--- begin Extracted records ---

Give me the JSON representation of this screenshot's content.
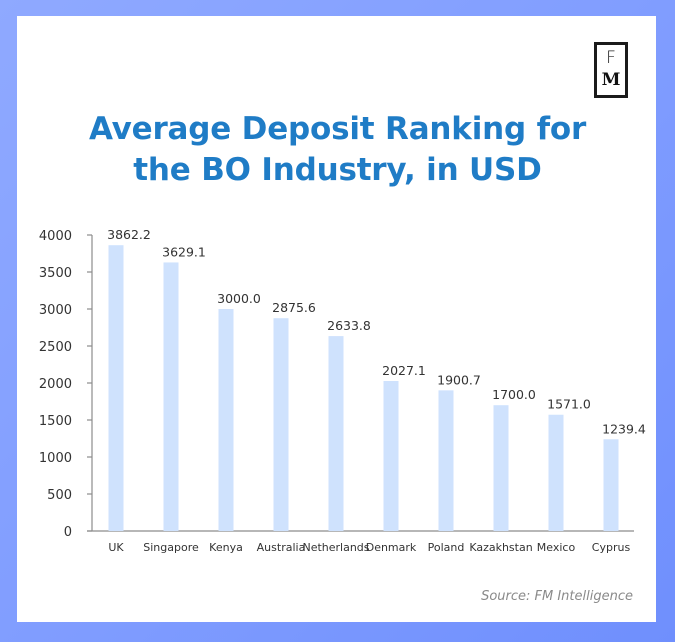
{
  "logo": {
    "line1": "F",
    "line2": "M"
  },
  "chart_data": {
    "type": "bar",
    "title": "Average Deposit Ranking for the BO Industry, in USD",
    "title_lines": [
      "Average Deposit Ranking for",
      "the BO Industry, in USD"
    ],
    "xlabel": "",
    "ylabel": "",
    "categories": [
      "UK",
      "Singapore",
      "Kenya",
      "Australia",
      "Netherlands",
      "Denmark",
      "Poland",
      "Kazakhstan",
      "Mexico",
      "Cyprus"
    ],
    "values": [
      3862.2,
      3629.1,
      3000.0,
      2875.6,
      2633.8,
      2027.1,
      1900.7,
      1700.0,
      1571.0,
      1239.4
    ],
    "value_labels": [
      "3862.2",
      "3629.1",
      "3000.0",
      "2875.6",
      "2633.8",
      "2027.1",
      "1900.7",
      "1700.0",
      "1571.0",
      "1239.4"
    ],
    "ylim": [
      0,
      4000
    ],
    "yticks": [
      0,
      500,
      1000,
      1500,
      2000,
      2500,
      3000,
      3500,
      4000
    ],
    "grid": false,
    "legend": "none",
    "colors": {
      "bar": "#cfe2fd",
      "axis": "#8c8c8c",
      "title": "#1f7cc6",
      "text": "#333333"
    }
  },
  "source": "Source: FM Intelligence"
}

--- end Extracted records ---

In the listing, find all lines with the string "Average" and copy them.

    "title": "Average Deposit Ranking for the BO Industry, in USD",
      "Average Deposit Ranking for",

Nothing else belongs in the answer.